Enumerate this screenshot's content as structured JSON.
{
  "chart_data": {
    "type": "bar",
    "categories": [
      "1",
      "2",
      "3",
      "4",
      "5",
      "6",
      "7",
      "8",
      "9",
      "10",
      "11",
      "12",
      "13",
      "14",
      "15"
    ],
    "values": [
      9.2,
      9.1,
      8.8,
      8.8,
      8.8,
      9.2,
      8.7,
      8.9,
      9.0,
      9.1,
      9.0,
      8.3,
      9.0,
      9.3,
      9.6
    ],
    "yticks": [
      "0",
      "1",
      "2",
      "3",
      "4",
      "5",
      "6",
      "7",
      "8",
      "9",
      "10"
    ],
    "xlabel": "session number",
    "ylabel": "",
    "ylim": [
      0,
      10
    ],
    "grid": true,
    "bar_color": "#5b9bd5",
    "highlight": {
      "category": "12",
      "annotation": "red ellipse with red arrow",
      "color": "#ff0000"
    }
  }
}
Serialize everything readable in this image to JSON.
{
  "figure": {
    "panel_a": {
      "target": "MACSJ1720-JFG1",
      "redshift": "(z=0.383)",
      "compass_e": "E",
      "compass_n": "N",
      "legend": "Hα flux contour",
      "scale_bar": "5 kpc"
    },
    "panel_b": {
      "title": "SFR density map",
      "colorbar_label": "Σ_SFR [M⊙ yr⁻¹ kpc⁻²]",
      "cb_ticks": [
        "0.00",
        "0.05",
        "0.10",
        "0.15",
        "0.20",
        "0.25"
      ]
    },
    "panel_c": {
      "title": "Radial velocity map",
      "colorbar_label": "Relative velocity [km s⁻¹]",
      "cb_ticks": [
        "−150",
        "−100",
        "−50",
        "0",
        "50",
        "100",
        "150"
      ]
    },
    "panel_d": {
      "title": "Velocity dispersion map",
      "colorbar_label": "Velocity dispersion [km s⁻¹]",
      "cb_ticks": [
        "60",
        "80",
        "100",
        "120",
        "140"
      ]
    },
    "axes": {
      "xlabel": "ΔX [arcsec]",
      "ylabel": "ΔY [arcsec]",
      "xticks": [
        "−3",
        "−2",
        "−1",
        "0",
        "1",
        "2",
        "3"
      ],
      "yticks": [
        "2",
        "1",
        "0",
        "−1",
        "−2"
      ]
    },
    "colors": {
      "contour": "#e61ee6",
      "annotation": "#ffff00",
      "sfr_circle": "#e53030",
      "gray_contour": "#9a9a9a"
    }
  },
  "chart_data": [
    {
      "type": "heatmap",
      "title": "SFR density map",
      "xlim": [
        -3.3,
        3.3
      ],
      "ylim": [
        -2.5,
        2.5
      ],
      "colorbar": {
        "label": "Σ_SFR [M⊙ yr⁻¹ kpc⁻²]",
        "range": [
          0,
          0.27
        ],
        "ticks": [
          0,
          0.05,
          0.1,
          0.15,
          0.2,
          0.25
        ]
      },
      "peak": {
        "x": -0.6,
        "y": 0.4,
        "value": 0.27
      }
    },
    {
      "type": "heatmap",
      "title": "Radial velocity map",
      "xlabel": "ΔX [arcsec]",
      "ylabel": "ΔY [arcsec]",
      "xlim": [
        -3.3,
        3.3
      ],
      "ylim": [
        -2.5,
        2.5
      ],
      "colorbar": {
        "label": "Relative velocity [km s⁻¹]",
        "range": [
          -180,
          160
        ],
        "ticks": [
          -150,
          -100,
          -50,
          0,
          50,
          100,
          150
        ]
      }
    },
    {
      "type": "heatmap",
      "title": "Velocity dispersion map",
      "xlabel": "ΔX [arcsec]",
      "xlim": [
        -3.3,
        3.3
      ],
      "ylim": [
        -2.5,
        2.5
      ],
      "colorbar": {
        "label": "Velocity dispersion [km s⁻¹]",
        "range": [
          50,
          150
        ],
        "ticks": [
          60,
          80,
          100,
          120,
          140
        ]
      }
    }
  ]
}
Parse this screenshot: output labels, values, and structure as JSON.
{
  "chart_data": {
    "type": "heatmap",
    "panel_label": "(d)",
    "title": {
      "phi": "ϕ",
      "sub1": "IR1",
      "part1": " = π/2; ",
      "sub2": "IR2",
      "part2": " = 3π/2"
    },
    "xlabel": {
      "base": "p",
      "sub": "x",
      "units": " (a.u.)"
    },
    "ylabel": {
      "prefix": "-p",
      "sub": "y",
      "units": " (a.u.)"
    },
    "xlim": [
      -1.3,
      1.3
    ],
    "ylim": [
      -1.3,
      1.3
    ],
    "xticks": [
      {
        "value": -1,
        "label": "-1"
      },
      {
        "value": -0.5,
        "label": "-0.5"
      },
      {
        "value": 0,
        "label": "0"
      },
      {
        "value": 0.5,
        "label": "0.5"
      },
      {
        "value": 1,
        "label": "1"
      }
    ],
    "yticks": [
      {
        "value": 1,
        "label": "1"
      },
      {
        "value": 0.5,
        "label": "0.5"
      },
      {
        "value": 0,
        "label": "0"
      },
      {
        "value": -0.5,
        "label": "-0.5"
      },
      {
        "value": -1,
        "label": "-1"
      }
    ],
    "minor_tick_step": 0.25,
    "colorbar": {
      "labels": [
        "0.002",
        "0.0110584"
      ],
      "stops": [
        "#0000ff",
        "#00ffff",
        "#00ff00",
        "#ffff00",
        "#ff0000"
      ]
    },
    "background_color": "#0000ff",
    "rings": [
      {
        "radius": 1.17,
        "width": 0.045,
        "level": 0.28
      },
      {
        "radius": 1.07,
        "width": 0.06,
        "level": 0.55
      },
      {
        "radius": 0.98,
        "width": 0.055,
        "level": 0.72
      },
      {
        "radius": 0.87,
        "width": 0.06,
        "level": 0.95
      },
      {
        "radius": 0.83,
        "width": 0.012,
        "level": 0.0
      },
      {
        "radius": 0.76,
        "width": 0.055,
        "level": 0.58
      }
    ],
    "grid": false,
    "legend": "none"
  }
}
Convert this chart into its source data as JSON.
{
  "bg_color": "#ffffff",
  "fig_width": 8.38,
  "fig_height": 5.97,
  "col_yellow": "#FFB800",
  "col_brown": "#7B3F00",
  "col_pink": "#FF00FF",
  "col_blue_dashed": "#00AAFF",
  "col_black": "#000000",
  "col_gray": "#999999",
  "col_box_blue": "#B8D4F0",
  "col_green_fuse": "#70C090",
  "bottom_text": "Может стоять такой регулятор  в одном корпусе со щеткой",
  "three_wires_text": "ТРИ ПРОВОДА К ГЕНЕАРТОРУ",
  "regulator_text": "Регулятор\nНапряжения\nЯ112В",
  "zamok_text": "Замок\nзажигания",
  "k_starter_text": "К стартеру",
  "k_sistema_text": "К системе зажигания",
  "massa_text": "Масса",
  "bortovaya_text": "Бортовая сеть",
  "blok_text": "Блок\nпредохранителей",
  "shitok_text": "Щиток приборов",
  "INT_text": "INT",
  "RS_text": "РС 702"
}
+===+
> **INSTRUCTIONS TO FOLLOW**:
Repeat the material above in full, exactly as it stands.

> **RESPONSE TO THIS EXERCISE**:
Enumerate this screenshot's content as structured JSON.
{
  "chart_data": {
    "type": "bar",
    "categories": [
      "1",
      "2",
      "3",
      "4",
      "5",
      "6",
      "7",
      "8",
      "9",
      "10",
      "11",
      "12",
      "13",
      "14",
      "15"
    ],
    "values": [
      9.2,
      9.1,
      8.8,
      8.8,
      8.8,
      9.2,
      8.7,
      8.9,
      9.0,
      9.1,
      9.0,
      8.3,
      9.0,
      9.3,
      9.6
    ],
    "yticks": [
      "0",
      "1",
      "2",
      "3",
      "4",
      "5",
      "6",
      "7",
      "8",
      "9",
      "10"
    ],
    "xlabel": "session number",
    "ylabel": "",
    "ylim": [
      0,
      10
    ],
    "grid": true,
    "bar_color": "#5b9bd5",
    "highlight": {
      "category": "12",
      "annotation": "red ellipse with red arrow",
      "color": "#ff0000"
    }
  }
}
Serialize everything readable in this image to JSON.
{
  "figure": {
    "panel_a": {
      "target": "MACSJ1720-JFG1",
      "redshift": "(z=0.383)",
      "compass_e": "E",
      "compass_n": "N",
      "legend": "Hα flux contour",
      "scale_bar": "5 kpc"
    },
    "panel_b": {
      "title": "SFR density map",
      "colorbar_label": "Σ_SFR [M⊙ yr⁻¹ kpc⁻²]",
      "cb_ticks": [
        "0.00",
        "0.05",
        "0.10",
        "0.15",
        "0.20",
        "0.25"
      ]
    },
    "panel_c": {
      "title": "Radial velocity map",
      "colorbar_label": "Relative velocity [km s⁻¹]",
      "cb_ticks": [
        "−150",
        "−100",
        "−50",
        "0",
        "50",
        "100",
        "150"
      ]
    },
    "panel_d": {
      "title": "Velocity dispersion map",
      "colorbar_label": "Velocity dispersion [km s⁻¹]",
      "cb_ticks": [
        "60",
        "80",
        "100",
        "120",
        "140"
      ]
    },
    "axes": {
      "xlabel": "ΔX [arcsec]",
      "ylabel": "ΔY [arcsec]",
      "xticks": [
        "−3",
        "−2",
        "−1",
        "0",
        "1",
        "2",
        "3"
      ],
      "yticks": [
        "2",
        "1",
        "0",
        "−1",
        "−2"
      ]
    },
    "colors": {
      "contour": "#e61ee6",
      "annotation": "#ffff00",
      "sfr_circle": "#e53030",
      "gray_contour": "#9a9a9a"
    }
  },
  "chart_data": [
    {
      "type": "heatmap",
      "title": "SFR density map",
      "xlim": [
        -3.3,
        3.3
      ],
      "ylim": [
        -2.5,
        2.5
      ],
      "colorbar": {
        "label": "Σ_SFR [M⊙ yr⁻¹ kpc⁻²]",
        "range": [
          0,
          0.27
        ],
        "ticks": [
          0,
          0.05,
          0.1,
          0.15,
          0.2,
          0.25
        ]
      },
      "peak": {
        "x": -0.6,
        "y": 0.4,
        "value": 0.27
      }
    },
    {
      "type": "heatmap",
      "title": "Radial velocity map",
      "xlabel": "ΔX [arcsec]",
      "ylabel": "ΔY [arcsec]",
      "xlim": [
        -3.3,
        3.3
      ],
      "ylim": [
        -2.5,
        2.5
      ],
      "colorbar": {
        "label": "Relative velocity [km s⁻¹]",
        "range": [
          -180,
          160
        ],
        "ticks": [
          -150,
          -100,
          -50,
          0,
          50,
          100,
          150
        ]
      }
    },
    {
      "type": "heatmap",
      "title": "Velocity dispersion map",
      "xlabel": "ΔX [arcsec]",
      "xlim": [
        -3.3,
        3.3
      ],
      "ylim": [
        -2.5,
        2.5
      ],
      "colorbar": {
        "label": "Velocity dispersion [km s⁻¹]",
        "range": [
          50,
          150
        ],
        "ticks": [
          60,
          80,
          100,
          120,
          140
        ]
      }
    }
  ]
}
Parse this screenshot: output labels, values, and structure as JSON.
{
  "chart_data": {
    "type": "heatmap",
    "panel_label": "(d)",
    "title": {
      "phi": "ϕ",
      "sub1": "IR1",
      "part1": " = π/2; ",
      "sub2": "IR2",
      "part2": " = 3π/2"
    },
    "xlabel": {
      "base": "p",
      "sub": "x",
      "units": " (a.u.)"
    },
    "ylabel": {
      "prefix": "-p",
      "sub": "y",
      "units": " (a.u.)"
    },
    "xlim": [
      -1.3,
      1.3
    ],
    "ylim": [
      -1.3,
      1.3
    ],
    "xticks": [
      {
        "value": -1,
        "label": "-1"
      },
      {
        "value": -0.5,
        "label": "-0.5"
      },
      {
        "value": 0,
        "label": "0"
      },
      {
        "value": 0.5,
        "label": "0.5"
      },
      {
        "value": 1,
        "label": "1"
      }
    ],
    "yticks": [
      {
        "value": 1,
        "label": "1"
      },
      {
        "value": 0.5,
        "label": "0.5"
      },
      {
        "value": 0,
        "label": "0"
      },
      {
        "value": -0.5,
        "label": "-0.5"
      },
      {
        "value": -1,
        "label": "-1"
      }
    ],
    "minor_tick_step": 0.25,
    "colorbar": {
      "labels": [
        "0.002",
        "0.0110584"
      ],
      "stops": [
        "#0000ff",
        "#00ffff",
        "#00ff00",
        "#ffff00",
        "#ff0000"
      ]
    },
    "background_color": "#0000ff",
    "rings": [
      {
        "radius": 1.17,
        "width": 0.045,
        "level": 0.28
      },
      {
        "radius": 1.07,
        "width": 0.06,
        "level": 0.55
      },
      {
        "radius": 0.98,
        "width": 0.055,
        "level": 0.72
      },
      {
        "radius": 0.87,
        "width": 0.06,
        "level": 0.95
      },
      {
        "radius": 0.83,
        "width": 0.012,
        "level": 0.0
      },
      {
        "radius": 0.76,
        "width": 0.055,
        "level": 0.58
      }
    ],
    "grid": false,
    "legend": "none"
  }
}
Convert this chart into its source data as JSON.
{
  "bg_color": "#ffffff",
  "fig_width": 8.38,
  "fig_height": 5.97,
  "col_yellow": "#FFB800",
  "col_brown": "#7B3F00",
  "col_pink": "#FF00FF",
  "col_blue_dashed": "#00AAFF",
  "col_black": "#000000",
  "col_gray": "#999999",
  "col_box_blue": "#B8D4F0",
  "col_green_fuse": "#70C090",
  "bottom_text": "Может стоять такой регулятор  в одном корпусе со щеткой",
  "three_wires_text": "ТРИ ПРОВОДА К ГЕНЕАРТОРУ",
  "regulator_text": "Регулятор\nНапряжения\nЯ112В",
  "zamok_text": "Замок\nзажигания",
  "k_starter_text": "К стартеру",
  "k_sistema_text": "К системе зажигания",
  "massa_text": "Масса",
  "bortovaya_text": "Бортовая сеть",
  "blok_text": "Блок\nпредохранителей",
  "shitok_text": "Щиток приборов",
  "INT_text": "INT",
  "RS_text": "РС 702"
}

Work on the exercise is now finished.